## Dataset items:
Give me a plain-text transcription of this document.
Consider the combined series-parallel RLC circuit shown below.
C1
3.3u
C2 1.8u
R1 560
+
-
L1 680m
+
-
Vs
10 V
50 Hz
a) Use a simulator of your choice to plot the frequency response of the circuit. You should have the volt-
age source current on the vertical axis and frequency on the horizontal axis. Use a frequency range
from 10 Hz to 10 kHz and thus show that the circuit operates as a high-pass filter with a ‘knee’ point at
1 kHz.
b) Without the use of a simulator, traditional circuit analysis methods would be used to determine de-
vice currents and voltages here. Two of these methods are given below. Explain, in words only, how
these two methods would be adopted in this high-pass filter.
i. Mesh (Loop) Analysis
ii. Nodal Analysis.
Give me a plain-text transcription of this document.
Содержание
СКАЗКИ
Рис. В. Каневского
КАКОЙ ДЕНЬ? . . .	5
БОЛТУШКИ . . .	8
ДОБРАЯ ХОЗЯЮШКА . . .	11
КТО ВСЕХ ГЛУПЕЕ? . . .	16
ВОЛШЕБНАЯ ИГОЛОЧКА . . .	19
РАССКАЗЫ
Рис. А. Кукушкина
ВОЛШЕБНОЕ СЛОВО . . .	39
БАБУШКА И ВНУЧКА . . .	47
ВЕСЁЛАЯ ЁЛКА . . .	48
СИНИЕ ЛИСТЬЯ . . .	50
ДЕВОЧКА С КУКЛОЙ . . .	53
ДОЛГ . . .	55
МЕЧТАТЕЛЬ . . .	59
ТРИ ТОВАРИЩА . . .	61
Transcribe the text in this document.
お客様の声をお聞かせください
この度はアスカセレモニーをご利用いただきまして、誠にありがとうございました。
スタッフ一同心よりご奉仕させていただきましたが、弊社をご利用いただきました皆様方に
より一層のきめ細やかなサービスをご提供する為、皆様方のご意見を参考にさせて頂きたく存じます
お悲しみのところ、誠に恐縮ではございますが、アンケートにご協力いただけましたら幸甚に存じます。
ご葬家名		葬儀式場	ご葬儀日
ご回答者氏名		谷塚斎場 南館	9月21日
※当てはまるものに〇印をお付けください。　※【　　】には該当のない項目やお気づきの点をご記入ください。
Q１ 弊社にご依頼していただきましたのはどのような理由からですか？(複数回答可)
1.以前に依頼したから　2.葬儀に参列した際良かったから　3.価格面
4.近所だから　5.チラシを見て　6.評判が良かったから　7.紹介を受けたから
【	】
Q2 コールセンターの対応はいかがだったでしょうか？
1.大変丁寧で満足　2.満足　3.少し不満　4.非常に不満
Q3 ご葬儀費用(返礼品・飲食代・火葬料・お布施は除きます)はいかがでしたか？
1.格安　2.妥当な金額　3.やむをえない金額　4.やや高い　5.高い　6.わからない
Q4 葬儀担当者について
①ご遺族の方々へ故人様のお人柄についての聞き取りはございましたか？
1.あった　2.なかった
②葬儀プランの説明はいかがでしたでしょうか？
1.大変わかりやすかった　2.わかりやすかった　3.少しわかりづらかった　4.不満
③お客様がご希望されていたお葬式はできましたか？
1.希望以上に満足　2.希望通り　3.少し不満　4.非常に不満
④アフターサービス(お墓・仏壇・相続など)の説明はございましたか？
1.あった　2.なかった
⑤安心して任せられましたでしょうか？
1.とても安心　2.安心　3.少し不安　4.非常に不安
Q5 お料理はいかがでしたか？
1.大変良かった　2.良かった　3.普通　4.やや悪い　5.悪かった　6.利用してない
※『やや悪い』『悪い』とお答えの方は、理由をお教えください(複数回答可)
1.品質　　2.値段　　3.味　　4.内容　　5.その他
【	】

## Problem to work on:
Return only the lines running from the line with "Transcribe the text in this document." to the last line of the records, both included, exactly as written.

## Written solution:
Transcribe the text in this document.
お客様の声をお聞かせください
この度はアスカセレモニーをご利用いただきまして、誠にありがとうございました。
スタッフ一同心よりご奉仕させていただきましたが、弊社をご利用いただきました皆様方に
より一層のきめ細やかなサービスをご提供する為、皆様方のご意見を参考にさせて頂きたく存じます
お悲しみのところ、誠に恐縮ではございますが、アンケートにご協力いただけましたら幸甚に存じます。
ご葬家名		葬儀式場	ご葬儀日
ご回答者氏名		谷塚斎場 南館	9月21日
※当てはまるものに〇印をお付けください。　※【　　】には該当のない項目やお気づきの点をご記入ください。
Q１ 弊社にご依頼していただきましたのはどのような理由からですか？(複数回答可)
1.以前に依頼したから　2.葬儀に参列した際良かったから　3.価格面
4.近所だから　5.チラシを見て　6.評判が良かったから　7.紹介を受けたから
【	】
Q2 コールセンターの対応はいかがだったでしょうか？
1.大変丁寧で満足　2.満足　3.少し不満　4.非常に不満
Q3 ご葬儀費用(返礼品・飲食代・火葬料・お布施は除きます)はいかがでしたか？
1.格安　2.妥当な金額　3.やむをえない金額　4.やや高い　5.高い　6.わからない
Q4 葬儀担当者について
①ご遺族の方々へ故人様のお人柄についての聞き取りはございましたか？
1.あった　2.なかった
②葬儀プランの説明はいかがでしたでしょうか？
1.大変わかりやすかった　2.わかりやすかった　3.少しわかりづらかった　4.不満
③お客様がご希望されていたお葬式はできましたか？
1.希望以上に満足　2.希望通り　3.少し不満　4.非常に不満
④アフターサービス(お墓・仏壇・相続など)の説明はございましたか？
1.あった　2.なかった
⑤安心して任せられましたでしょうか？
1.とても安心　2.安心　3.少し不安　4.非常に不安
Q5 お料理はいかがでしたか？
1.大変良かった　2.良かった　3.普通　4.やや悪い　5.悪かった　6.利用してない
※『やや悪い』『悪い』とお答えの方は、理由をお教えください(複数回答可)
1.品質　　2.値段　　3.味　　4.内容　　5.その他
【	】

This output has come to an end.